[Assignment]: Where does the string "craniens" appear in the material? Copy each line that holds it.

[Data for this task]:

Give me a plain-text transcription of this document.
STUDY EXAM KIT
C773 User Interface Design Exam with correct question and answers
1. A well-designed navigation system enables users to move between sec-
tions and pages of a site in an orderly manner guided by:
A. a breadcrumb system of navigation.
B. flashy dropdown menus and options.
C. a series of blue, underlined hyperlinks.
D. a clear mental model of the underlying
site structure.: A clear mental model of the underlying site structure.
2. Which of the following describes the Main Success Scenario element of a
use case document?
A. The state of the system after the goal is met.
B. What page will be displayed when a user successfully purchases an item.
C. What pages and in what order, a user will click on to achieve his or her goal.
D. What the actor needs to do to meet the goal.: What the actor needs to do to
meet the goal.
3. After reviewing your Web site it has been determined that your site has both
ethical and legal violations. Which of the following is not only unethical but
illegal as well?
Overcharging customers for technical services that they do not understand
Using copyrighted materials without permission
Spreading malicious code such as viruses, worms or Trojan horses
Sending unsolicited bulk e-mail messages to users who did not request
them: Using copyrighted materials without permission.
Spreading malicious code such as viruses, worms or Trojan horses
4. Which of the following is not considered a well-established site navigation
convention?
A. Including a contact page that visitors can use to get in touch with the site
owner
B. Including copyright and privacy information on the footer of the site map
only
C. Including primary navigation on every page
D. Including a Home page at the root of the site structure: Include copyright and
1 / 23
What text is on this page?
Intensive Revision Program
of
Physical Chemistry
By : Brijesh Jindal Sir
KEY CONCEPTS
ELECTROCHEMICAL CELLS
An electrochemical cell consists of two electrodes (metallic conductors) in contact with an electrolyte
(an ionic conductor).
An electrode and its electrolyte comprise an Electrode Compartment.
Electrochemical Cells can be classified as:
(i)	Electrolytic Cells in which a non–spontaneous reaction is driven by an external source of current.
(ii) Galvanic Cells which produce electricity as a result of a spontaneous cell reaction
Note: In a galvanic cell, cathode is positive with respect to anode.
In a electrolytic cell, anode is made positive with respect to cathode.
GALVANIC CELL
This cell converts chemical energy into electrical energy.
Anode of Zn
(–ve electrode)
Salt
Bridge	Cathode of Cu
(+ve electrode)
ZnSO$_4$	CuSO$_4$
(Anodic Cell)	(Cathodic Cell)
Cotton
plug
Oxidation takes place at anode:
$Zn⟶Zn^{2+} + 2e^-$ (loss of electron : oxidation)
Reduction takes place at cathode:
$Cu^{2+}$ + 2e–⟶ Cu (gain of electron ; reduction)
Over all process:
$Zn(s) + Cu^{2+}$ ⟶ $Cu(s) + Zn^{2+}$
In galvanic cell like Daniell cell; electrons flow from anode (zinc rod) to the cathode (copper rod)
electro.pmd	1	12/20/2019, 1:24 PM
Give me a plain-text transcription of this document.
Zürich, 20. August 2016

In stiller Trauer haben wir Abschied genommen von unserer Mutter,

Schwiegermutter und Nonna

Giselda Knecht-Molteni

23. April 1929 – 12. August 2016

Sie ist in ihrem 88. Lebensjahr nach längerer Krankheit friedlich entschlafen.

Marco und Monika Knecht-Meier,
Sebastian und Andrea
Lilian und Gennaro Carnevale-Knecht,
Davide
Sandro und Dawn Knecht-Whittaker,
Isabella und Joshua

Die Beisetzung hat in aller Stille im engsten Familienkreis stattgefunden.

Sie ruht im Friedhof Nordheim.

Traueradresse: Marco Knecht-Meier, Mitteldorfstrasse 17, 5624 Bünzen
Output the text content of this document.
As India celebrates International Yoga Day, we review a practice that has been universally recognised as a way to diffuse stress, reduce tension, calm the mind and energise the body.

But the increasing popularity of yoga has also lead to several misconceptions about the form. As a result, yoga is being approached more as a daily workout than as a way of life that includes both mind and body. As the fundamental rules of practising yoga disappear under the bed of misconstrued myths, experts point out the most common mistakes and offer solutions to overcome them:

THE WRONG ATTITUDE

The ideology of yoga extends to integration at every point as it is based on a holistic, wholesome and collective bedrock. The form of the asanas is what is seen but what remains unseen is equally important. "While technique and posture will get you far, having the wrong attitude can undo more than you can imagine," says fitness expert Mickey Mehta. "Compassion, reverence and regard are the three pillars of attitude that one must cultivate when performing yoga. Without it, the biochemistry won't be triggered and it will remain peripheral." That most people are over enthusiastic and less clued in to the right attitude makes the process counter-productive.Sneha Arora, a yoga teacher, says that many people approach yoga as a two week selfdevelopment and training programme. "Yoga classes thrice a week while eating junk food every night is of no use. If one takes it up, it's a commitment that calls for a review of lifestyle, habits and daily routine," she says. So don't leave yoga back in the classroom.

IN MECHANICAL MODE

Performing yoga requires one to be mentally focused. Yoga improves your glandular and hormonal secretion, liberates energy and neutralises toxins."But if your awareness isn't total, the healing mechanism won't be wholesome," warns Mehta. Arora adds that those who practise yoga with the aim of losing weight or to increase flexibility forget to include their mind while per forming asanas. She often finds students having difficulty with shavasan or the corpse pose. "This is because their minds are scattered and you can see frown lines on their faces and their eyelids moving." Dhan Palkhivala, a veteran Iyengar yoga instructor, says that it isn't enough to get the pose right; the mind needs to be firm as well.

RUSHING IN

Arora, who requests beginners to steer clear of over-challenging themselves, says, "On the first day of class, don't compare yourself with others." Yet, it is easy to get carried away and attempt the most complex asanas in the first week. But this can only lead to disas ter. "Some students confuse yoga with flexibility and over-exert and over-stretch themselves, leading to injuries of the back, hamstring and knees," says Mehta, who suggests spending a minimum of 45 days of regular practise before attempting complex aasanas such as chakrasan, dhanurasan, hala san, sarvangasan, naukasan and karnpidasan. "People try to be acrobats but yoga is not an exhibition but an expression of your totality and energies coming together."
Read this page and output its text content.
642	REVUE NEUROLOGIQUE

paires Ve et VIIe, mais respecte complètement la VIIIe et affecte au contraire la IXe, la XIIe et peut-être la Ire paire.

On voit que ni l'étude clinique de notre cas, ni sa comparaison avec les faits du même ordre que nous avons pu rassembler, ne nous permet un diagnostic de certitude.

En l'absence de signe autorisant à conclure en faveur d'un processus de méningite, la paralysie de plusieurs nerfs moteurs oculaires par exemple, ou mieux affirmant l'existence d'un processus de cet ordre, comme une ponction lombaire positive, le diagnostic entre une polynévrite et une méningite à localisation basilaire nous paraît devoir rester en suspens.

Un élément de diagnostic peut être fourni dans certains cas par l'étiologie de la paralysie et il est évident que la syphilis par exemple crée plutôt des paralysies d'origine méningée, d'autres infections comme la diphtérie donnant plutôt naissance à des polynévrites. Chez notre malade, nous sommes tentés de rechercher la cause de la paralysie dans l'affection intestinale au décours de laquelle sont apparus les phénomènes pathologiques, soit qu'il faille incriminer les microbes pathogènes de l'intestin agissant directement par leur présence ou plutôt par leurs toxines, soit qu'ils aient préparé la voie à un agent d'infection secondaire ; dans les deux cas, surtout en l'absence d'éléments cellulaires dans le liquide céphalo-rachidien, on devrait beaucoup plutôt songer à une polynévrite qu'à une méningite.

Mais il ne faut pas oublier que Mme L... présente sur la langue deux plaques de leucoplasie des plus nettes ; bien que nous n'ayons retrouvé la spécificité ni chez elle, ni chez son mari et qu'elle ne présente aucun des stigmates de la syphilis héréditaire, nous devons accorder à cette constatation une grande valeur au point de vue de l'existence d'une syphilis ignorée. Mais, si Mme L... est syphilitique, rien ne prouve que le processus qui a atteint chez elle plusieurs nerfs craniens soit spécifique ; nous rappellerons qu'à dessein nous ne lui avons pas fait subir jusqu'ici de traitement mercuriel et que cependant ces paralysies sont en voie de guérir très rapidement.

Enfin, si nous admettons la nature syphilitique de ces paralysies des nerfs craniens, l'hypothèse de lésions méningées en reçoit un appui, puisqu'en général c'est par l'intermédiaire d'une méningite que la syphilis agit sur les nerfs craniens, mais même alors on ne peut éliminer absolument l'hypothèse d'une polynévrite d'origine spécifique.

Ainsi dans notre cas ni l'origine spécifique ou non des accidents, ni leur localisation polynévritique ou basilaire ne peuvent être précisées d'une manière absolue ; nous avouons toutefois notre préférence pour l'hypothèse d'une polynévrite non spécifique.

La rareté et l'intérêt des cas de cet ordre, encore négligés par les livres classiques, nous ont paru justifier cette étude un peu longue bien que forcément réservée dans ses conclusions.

[Answer section]:
Mais il ne faut pas oublier que Mme L... présente sur la langue deux plaques de leucoplasie des plus nettes ; bien que nous n'ayons retrouvé la spécificité ni chez elle, ni chez son mari et qu'elle ne présente aucun des stigmates de la syphilis héréditaire, nous devons accorder à cette constatation une grande valeur au point de vue de l'existence d'une syphilis ignorée. Mais, si Mme L... est syphilitique, rien ne prouve que le processus qui a atteint chez elle plusieurs nerfs craniens soit spécifique ; nous rappellerons qu'à dessein nous ne lui avons pas fait subir jusqu'ici de traitement mercuriel et que cependant ces paralysies sont en voie de guérir très rapidement.
Enfin, si nous admettons la nature syphilitique de ces paralysies des nerfs craniens, l'hypothèse de lésions méningées en reçoit un appui, puisqu'en général c'est par l'intermédiaire d'une méningite que la syphilis agit sur les nerfs craniens, mais même alors on ne peut éliminer absolument l'hypothèse d'une polynévrite d'origine spécifique.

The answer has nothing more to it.